WORK TO DO: Repeat the entire listing exactly.

start

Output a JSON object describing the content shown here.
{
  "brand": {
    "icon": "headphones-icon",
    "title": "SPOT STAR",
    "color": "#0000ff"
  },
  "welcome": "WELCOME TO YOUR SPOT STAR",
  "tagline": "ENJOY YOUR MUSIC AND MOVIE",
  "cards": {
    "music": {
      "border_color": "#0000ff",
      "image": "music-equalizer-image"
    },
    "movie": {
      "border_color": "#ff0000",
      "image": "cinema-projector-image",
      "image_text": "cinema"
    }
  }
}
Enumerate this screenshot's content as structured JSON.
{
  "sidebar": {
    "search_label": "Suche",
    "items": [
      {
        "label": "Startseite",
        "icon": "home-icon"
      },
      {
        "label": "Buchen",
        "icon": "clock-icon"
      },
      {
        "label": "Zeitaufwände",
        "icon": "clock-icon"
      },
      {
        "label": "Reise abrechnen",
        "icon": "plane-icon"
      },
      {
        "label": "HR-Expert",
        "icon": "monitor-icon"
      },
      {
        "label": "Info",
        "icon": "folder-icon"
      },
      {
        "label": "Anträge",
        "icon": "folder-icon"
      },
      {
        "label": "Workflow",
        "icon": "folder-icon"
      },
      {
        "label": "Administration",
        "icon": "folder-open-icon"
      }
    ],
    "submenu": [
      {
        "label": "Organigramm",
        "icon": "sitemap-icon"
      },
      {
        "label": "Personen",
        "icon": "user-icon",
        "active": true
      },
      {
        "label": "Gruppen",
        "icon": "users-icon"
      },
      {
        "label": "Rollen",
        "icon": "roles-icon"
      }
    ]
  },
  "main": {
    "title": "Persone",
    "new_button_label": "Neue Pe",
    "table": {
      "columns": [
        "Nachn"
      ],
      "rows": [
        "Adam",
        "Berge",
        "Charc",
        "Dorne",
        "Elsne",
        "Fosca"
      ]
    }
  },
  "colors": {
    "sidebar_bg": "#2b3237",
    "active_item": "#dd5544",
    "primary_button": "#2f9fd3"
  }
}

end

ANSWER BELOW:
Output a JSON object describing the content shown here.
{
  "brand": {
    "icon": "headphones-icon",
    "title": "SPOT STAR",
    "color": "#0000ff"
  },
  "welcome": "WELCOME TO YOUR SPOT STAR",
  "tagline": "ENJOY YOUR MUSIC AND MOVIE",
  "cards": {
    "music": {
      "border_color": "#0000ff",
      "image": "music-equalizer-image"
    },
    "movie": {
      "border_color": "#ff0000",
      "image": "cinema-projector-image",
      "image_text": "cinema"
    }
  }
}
Enumerate this screenshot's content as structured JSON.
{
  "sidebar": {
    "search_label": "Suche",
    "items": [
      {
        "label": "Startseite",
        "icon": "home-icon"
      },
      {
        "label": "Buchen",
        "icon": "clock-icon"
      },
      {
        "label": "Zeitaufwände",
        "icon": "clock-icon"
      },
      {
        "label": "Reise abrechnen",
        "icon": "plane-icon"
      },
      {
        "label": "HR-Expert",
        "icon": "monitor-icon"
      },
      {
        "label": "Info",
        "icon": "folder-icon"
      },
      {
        "label": "Anträge",
        "icon": "folder-icon"
      },
      {
        "label": "Workflow",
        "icon": "folder-icon"
      },
      {
        "label": "Administration",
        "icon": "folder-open-icon"
      }
    ],
    "submenu": [
      {
        "label": "Organigramm",
        "icon": "sitemap-icon"
      },
      {
        "label": "Personen",
        "icon": "user-icon",
        "active": true
      },
      {
        "label": "Gruppen",
        "icon": "users-icon"
      },
      {
        "label": "Rollen",
        "icon": "roles-icon"
      }
    ]
  },
  "main": {
    "title": "Persone",
    "new_button_label": "Neue Pe",
    "table": {
      "columns": [
        "Nachn"
      ],
      "rows": [
        "Adam",
        "Berge",
        "Charc",
        "Dorne",
        "Elsne",
        "Fosca"
      ]
    }
  },
  "colors": {
    "sidebar_bg": "#2b3237",
    "active_item": "#dd5544",
    "primary_button": "#2f9fd3"
  }
}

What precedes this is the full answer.